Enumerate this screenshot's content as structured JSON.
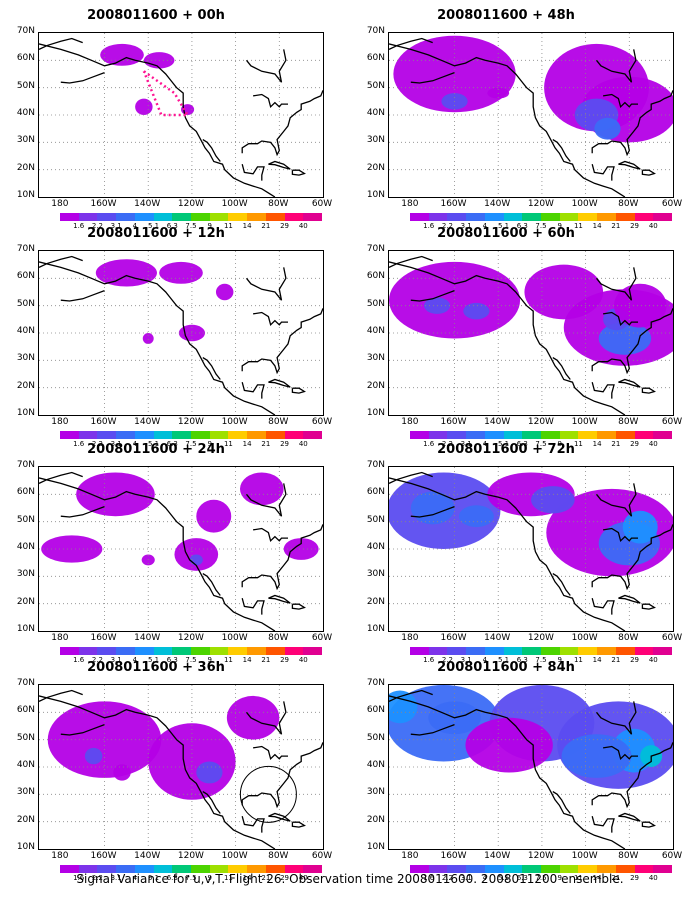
{
  "footer": "Signal Variance for u,v,T. Flight 26. Observation time 2008011600. 2008011200 ensemble.",
  "lat_labels": [
    "70N",
    "60N",
    "50N",
    "40N",
    "30N",
    "20N",
    "10N"
  ],
  "lon_labels": [
    "180",
    "160W",
    "140W",
    "120W",
    "100W",
    "80W",
    "60W"
  ],
  "colorbar": {
    "labels": [
      "1.6",
      "2.2",
      "3.1",
      "4",
      "5.1",
      "6.3",
      "7.5",
      "9",
      "11",
      "14",
      "21",
      "29",
      "40"
    ],
    "colors": [
      "#b400e6",
      "#7d33ea",
      "#5b4cf0",
      "#3b6cf5",
      "#1e90ff",
      "#00bfd8",
      "#00c878",
      "#4cd400",
      "#9ee000",
      "#ffcc00",
      "#ff9900",
      "#ff5500",
      "#ff0077",
      "#e00090"
    ]
  },
  "panels": [
    {
      "title": "2008011600 + 00h",
      "intensity": 0
    },
    {
      "title": "2008011600 + 12h",
      "intensity": 1
    },
    {
      "title": "2008011600 + 24h",
      "intensity": 2
    },
    {
      "title": "2008011600 + 36h",
      "intensity": 3
    },
    {
      "title": "2008011600 + 48h",
      "intensity": 4
    },
    {
      "title": "2008011600 + 60h",
      "intensity": 5
    },
    {
      "title": "2008011600 + 72h",
      "intensity": 6
    },
    {
      "title": "2008011600 + 84h",
      "intensity": 7
    }
  ]
}
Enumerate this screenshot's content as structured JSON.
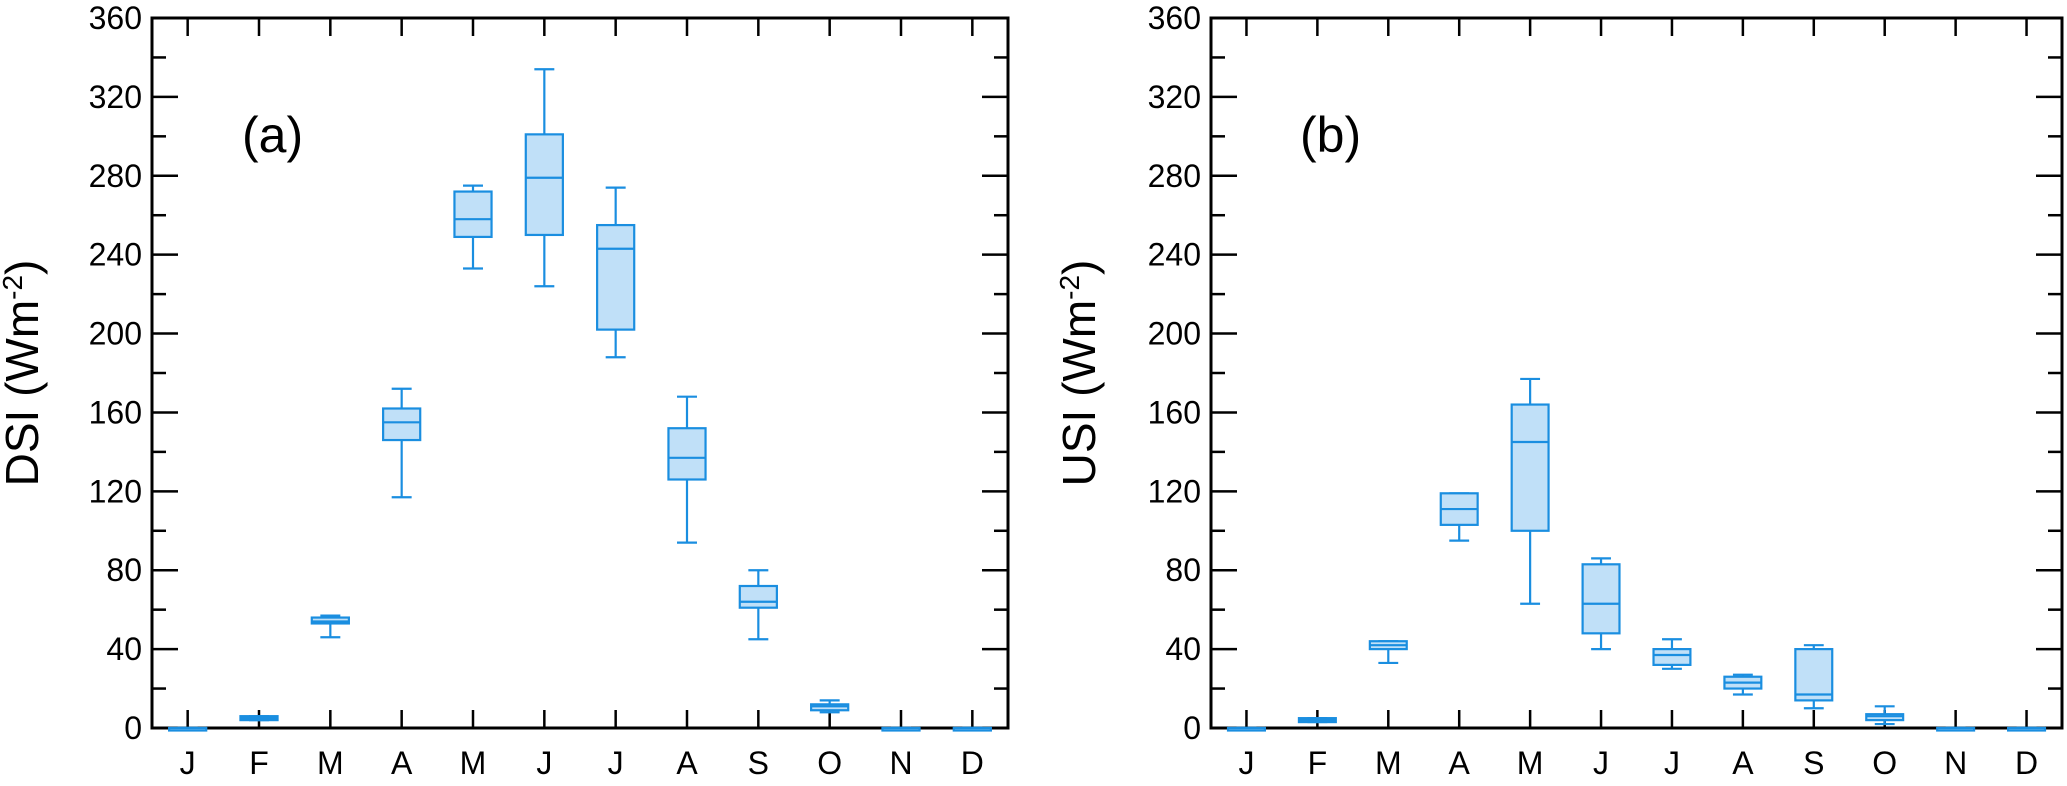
{
  "chart_data": [
    {
      "type": "box",
      "panel_label": "(a)",
      "ylabel": "DSI (Wm",
      "ylabel_unit_exponent": "-2",
      "ylabel_close": ")",
      "ylim": [
        0,
        360
      ],
      "yticks": [
        0,
        40,
        80,
        120,
        160,
        200,
        240,
        280,
        320,
        360
      ],
      "categories": [
        "J",
        "F",
        "M",
        "A",
        "M",
        "J",
        "J",
        "A",
        "S",
        "O",
        "N",
        "D"
      ],
      "color": "#1a8ee0",
      "fill": "#c0e0f8",
      "boxes": [
        {
          "min": 0,
          "q1": 0,
          "median": 0,
          "q3": 0,
          "max": 0
        },
        {
          "min": 4,
          "q1": 4,
          "median": 5,
          "q3": 6,
          "max": 6
        },
        {
          "min": 46,
          "q1": 53,
          "median": 54,
          "q3": 56,
          "max": 57
        },
        {
          "min": 117,
          "q1": 146,
          "median": 155,
          "q3": 162,
          "max": 172
        },
        {
          "min": 233,
          "q1": 249,
          "median": 258,
          "q3": 272,
          "max": 275
        },
        {
          "min": 224,
          "q1": 250,
          "median": 279,
          "q3": 301,
          "max": 334
        },
        {
          "min": 188,
          "q1": 202,
          "median": 243,
          "q3": 255,
          "max": 274
        },
        {
          "min": 94,
          "q1": 126,
          "median": 137,
          "q3": 152,
          "max": 168
        },
        {
          "min": 45,
          "q1": 61,
          "median": 64,
          "q3": 72,
          "max": 80
        },
        {
          "min": 8,
          "q1": 9,
          "median": 11,
          "q3": 12,
          "max": 14
        },
        {
          "min": 0,
          "q1": 0,
          "median": 0,
          "q3": 0,
          "max": 0
        },
        {
          "min": 0,
          "q1": 0,
          "median": 0,
          "q3": 0,
          "max": 0
        }
      ]
    },
    {
      "type": "box",
      "panel_label": "(b)",
      "ylabel": "USI (Wm",
      "ylabel_unit_exponent": "-2",
      "ylabel_close": ")",
      "ylim": [
        0,
        360
      ],
      "yticks": [
        0,
        40,
        80,
        120,
        160,
        200,
        240,
        280,
        320,
        360
      ],
      "categories": [
        "J",
        "F",
        "M",
        "A",
        "M",
        "J",
        "J",
        "A",
        "S",
        "O",
        "N",
        "D"
      ],
      "color": "#1a8ee0",
      "fill": "#c0e0f8",
      "boxes": [
        {
          "min": 0,
          "q1": 0,
          "median": 0,
          "q3": 0,
          "max": 0
        },
        {
          "min": 3,
          "q1": 3,
          "median": 4,
          "q3": 5,
          "max": 5
        },
        {
          "min": 33,
          "q1": 40,
          "median": 42,
          "q3": 44,
          "max": 44
        },
        {
          "min": 95,
          "q1": 103,
          "median": 111,
          "q3": 119,
          "max": 119
        },
        {
          "min": 63,
          "q1": 100,
          "median": 145,
          "q3": 164,
          "max": 177
        },
        {
          "min": 40,
          "q1": 48,
          "median": 63,
          "q3": 83,
          "max": 86
        },
        {
          "min": 30,
          "q1": 32,
          "median": 37,
          "q3": 40,
          "max": 45
        },
        {
          "min": 17,
          "q1": 20,
          "median": 23,
          "q3": 26,
          "max": 27
        },
        {
          "min": 10,
          "q1": 14,
          "median": 17,
          "q3": 40,
          "max": 42
        },
        {
          "min": 2,
          "q1": 4,
          "median": 6,
          "q3": 7,
          "max": 11
        },
        {
          "min": 0,
          "q1": 0,
          "median": 0,
          "q3": 0,
          "max": 0
        },
        {
          "min": 0,
          "q1": 0,
          "median": 0,
          "q3": 0,
          "max": 0
        }
      ]
    }
  ]
}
========
• [Set task]
Pull every line containing the word "intensity" out of the entries above.

• [Correct response]
      "intensity": 0
      "intensity": 1
      "intensity": 2
      "intensity": 3
      "intensity": 4
      "intensity": 5
      "intensity": 6
      "intensity": 7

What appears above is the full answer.